All records are to be retyped faithfully and completely.

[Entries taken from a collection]
>>>
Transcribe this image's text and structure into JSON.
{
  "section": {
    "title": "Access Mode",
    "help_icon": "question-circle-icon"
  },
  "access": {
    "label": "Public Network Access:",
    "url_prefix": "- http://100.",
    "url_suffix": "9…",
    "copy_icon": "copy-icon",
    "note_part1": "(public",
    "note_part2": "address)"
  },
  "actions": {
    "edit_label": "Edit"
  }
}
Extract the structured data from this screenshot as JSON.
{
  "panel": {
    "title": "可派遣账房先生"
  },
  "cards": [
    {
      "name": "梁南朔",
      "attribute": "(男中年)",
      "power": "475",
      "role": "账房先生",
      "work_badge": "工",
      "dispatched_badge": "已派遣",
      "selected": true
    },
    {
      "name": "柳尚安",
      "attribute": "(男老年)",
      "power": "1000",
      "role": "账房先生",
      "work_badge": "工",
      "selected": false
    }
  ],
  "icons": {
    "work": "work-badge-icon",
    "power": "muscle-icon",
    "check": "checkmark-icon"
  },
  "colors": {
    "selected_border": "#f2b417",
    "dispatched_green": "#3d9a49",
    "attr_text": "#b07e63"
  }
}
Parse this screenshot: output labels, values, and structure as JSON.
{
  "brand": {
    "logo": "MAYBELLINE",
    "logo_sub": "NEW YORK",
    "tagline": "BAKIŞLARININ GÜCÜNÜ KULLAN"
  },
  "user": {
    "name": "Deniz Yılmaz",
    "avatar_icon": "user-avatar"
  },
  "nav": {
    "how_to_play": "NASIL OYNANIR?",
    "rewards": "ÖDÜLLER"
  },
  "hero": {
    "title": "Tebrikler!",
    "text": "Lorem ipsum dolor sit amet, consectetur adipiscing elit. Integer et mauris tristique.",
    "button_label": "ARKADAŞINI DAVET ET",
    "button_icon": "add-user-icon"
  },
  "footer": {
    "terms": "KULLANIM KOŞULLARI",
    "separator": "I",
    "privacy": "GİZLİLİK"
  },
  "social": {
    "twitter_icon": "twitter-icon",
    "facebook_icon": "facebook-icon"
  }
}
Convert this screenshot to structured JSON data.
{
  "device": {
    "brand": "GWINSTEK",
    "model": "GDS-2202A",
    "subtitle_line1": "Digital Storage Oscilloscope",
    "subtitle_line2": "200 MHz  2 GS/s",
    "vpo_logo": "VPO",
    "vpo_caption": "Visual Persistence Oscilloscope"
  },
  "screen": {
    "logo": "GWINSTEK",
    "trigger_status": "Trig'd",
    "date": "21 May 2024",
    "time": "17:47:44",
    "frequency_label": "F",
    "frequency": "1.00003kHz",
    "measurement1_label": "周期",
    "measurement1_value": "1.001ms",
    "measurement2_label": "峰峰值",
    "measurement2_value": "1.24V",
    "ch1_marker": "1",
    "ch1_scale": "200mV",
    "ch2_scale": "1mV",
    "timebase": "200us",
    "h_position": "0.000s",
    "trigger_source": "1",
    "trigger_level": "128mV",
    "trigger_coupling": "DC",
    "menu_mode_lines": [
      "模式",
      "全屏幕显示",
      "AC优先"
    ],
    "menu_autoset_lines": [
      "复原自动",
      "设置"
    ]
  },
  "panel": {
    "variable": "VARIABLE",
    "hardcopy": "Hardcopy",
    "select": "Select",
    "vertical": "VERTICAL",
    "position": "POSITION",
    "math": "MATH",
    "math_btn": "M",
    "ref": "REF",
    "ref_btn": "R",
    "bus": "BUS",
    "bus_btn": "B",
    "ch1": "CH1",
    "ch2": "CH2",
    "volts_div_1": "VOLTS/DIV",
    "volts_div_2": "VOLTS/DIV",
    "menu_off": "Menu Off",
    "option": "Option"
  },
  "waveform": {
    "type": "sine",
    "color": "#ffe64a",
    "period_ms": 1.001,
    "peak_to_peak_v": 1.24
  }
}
<<<
WORKED ANSWER →
Transcribe this image's text and structure into JSON.
{
  "section": {
    "title": "Access Mode",
    "help_icon": "question-circle-icon"
  },
  "access": {
    "label": "Public Network Access:",
    "url_prefix": "- http://100.",
    "url_suffix": "9…",
    "copy_icon": "copy-icon",
    "note_part1": "(public",
    "note_part2": "address)"
  },
  "actions": {
    "edit_label": "Edit"
  }
}
Extract the structured data from this screenshot as JSON.
{
  "panel": {
    "title": "可派遣账房先生"
  },
  "cards": [
    {
      "name": "梁南朔",
      "attribute": "(男中年)",
      "power": "475",
      "role": "账房先生",
      "work_badge": "工",
      "dispatched_badge": "已派遣",
      "selected": true
    },
    {
      "name": "柳尚安",
      "attribute": "(男老年)",
      "power": "1000",
      "role": "账房先生",
      "work_badge": "工",
      "selected": false
    }
  ],
  "icons": {
    "work": "work-badge-icon",
    "power": "muscle-icon",
    "check": "checkmark-icon"
  },
  "colors": {
    "selected_border": "#f2b417",
    "dispatched_green": "#3d9a49",
    "attr_text": "#b07e63"
  }
}
Parse this screenshot: output labels, values, and structure as JSON.
{
  "brand": {
    "logo": "MAYBELLINE",
    "logo_sub": "NEW YORK",
    "tagline": "BAKIŞLARININ GÜCÜNÜ KULLAN"
  },
  "user": {
    "name": "Deniz Yılmaz",
    "avatar_icon": "user-avatar"
  },
  "nav": {
    "how_to_play": "NASIL OYNANIR?",
    "rewards": "ÖDÜLLER"
  },
  "hero": {
    "title": "Tebrikler!",
    "text": "Lorem ipsum dolor sit amet, consectetur adipiscing elit. Integer et mauris tristique.",
    "button_label": "ARKADAŞINI DAVET ET",
    "button_icon": "add-user-icon"
  },
  "footer": {
    "terms": "KULLANIM KOŞULLARI",
    "separator": "I",
    "privacy": "GİZLİLİK"
  },
  "social": {
    "twitter_icon": "twitter-icon",
    "facebook_icon": "facebook-icon"
  }
}
Convert this screenshot to structured JSON data.
{
  "device": {
    "brand": "GWINSTEK",
    "model": "GDS-2202A",
    "subtitle_line1": "Digital Storage Oscilloscope",
    "subtitle_line2": "200 MHz  2 GS/s",
    "vpo_logo": "VPO",
    "vpo_caption": "Visual Persistence Oscilloscope"
  },
  "screen": {
    "logo": "GWINSTEK",
    "trigger_status": "Trig'd",
    "date": "21 May 2024",
    "time": "17:47:44",
    "frequency_label": "F",
    "frequency": "1.00003kHz",
    "measurement1_label": "周期",
    "measurement1_value": "1.001ms",
    "measurement2_label": "峰峰值",
    "measurement2_value": "1.24V",
    "ch1_marker": "1",
    "ch1_scale": "200mV",
    "ch2_scale": "1mV",
    "timebase": "200us",
    "h_position": "0.000s",
    "trigger_source": "1",
    "trigger_level": "128mV",
    "trigger_coupling": "DC",
    "menu_mode_lines": [
      "模式",
      "全屏幕显示",
      "AC优先"
    ],
    "menu_autoset_lines": [
      "复原自动",
      "设置"
    ]
  },
  "panel": {
    "variable": "VARIABLE",
    "hardcopy": "Hardcopy",
    "select": "Select",
    "vertical": "VERTICAL",
    "position": "POSITION",
    "math": "MATH",
    "math_btn": "M",
    "ref": "REF",
    "ref_btn": "R",
    "bus": "BUS",
    "bus_btn": "B",
    "ch1": "CH1",
    "ch2": "CH2",
    "volts_div_1": "VOLTS/DIV",
    "volts_div_2": "VOLTS/DIV",
    "menu_off": "Menu Off",
    "option": "Option"
  },
  "waveform": {
    "type": "sine",
    "color": "#ffe64a",
    "period_ms": 1.001,
    "peak_to_peak_v": 1.24
  }
}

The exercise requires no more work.